--- start MATERIAL TO PROCESS ---

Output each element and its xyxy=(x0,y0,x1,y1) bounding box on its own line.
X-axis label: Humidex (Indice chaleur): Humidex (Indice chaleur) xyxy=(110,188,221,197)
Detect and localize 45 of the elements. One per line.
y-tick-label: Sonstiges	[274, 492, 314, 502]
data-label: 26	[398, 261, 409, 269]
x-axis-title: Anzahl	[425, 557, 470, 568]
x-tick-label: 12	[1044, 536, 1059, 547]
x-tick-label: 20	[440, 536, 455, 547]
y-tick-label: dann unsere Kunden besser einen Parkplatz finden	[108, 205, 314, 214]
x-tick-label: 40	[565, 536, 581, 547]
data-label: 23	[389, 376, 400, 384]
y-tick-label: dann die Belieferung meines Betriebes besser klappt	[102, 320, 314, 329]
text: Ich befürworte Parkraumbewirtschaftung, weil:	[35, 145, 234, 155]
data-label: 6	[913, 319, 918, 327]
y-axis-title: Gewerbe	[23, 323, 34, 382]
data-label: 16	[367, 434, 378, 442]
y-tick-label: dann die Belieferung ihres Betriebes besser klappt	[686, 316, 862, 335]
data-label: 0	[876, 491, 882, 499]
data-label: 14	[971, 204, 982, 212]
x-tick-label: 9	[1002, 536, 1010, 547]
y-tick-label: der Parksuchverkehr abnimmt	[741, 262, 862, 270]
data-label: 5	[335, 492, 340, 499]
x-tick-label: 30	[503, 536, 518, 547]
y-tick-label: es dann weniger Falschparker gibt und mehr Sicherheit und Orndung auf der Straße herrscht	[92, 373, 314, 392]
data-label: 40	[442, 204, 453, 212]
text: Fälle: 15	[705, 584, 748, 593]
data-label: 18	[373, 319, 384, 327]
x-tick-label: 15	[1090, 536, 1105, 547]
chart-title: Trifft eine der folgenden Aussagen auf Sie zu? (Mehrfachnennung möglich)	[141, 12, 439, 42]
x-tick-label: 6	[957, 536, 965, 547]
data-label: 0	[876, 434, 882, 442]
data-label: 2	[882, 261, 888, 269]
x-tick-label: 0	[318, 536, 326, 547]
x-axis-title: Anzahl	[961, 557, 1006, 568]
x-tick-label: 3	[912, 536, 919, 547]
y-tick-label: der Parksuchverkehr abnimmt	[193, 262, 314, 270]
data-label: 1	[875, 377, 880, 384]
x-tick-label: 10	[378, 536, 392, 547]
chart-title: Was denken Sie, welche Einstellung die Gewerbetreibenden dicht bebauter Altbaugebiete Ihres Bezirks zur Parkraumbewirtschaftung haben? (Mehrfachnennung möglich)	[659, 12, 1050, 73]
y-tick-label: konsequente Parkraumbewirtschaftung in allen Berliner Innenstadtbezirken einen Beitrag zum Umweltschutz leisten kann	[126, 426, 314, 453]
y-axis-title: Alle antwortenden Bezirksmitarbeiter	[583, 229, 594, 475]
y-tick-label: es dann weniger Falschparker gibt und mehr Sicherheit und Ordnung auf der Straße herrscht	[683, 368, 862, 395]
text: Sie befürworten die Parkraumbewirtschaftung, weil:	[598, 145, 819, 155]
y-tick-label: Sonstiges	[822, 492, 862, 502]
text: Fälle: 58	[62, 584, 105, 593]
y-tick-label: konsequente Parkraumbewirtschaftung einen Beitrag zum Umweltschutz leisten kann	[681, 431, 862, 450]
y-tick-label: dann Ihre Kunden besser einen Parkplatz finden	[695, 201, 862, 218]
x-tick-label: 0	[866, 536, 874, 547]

--- end MATERIAL TO PROCESS ---

## WHAT YOU SHOULD DO
Give the stretch from the beginning of the material through the line containing "434, 882, 442]" again, with "Anzahl" replaced by "Menge" and everything else unchanged.

## OUTPUT OF THE EXERCISE
Output each element and its xyxy=(x0,y0,x1,y1) bounding box on its own line.
X-axis label: Humidex (Indice chaleur): Humidex (Indice chaleur) xyxy=(110,188,221,197)
Detect and localize 45 of the elements. One per line.
y-tick-label: Sonstiges	[274, 492, 314, 502]
data-label: 26	[398, 261, 409, 269]
x-axis-title: Menge	[425, 557, 470, 568]
x-tick-label: 12	[1044, 536, 1059, 547]
x-tick-label: 20	[440, 536, 455, 547]
y-tick-label: dann unsere Kunden besser einen Parkplatz finden	[108, 205, 314, 214]
x-tick-label: 40	[565, 536, 581, 547]
data-label: 23	[389, 376, 400, 384]
y-tick-label: dann die Belieferung meines Betriebes besser klappt	[102, 320, 314, 329]
text: Ich befürworte Parkraumbewirtschaftung, weil:	[35, 145, 234, 155]
data-label: 6	[913, 319, 918, 327]
y-axis-title: Gewerbe	[23, 323, 34, 382]
data-label: 16	[367, 434, 378, 442]
y-tick-label: dann die Belieferung ihres Betriebes besser klappt	[686, 316, 862, 335]
data-label: 0	[876, 491, 882, 499]
data-label: 14	[971, 204, 982, 212]
x-tick-label: 9	[1002, 536, 1010, 547]
y-tick-label: der Parksuchverkehr abnimmt	[741, 262, 862, 270]
data-label: 5	[335, 492, 340, 499]
x-tick-label: 30	[503, 536, 518, 547]
y-tick-label: es dann weniger Falschparker gibt und mehr Sicherheit und Orndung auf der Straße herrscht	[92, 373, 314, 392]
data-label: 40	[442, 204, 453, 212]
text: Fälle: 15	[705, 584, 748, 593]
data-label: 18	[373, 319, 384, 327]
x-tick-label: 15	[1090, 536, 1105, 547]
chart-title: Trifft eine der folgenden Aussagen auf Sie zu? (Mehrfachnennung möglich)	[141, 12, 439, 42]
x-tick-label: 6	[957, 536, 965, 547]
data-label: 0	[876, 434, 882, 442]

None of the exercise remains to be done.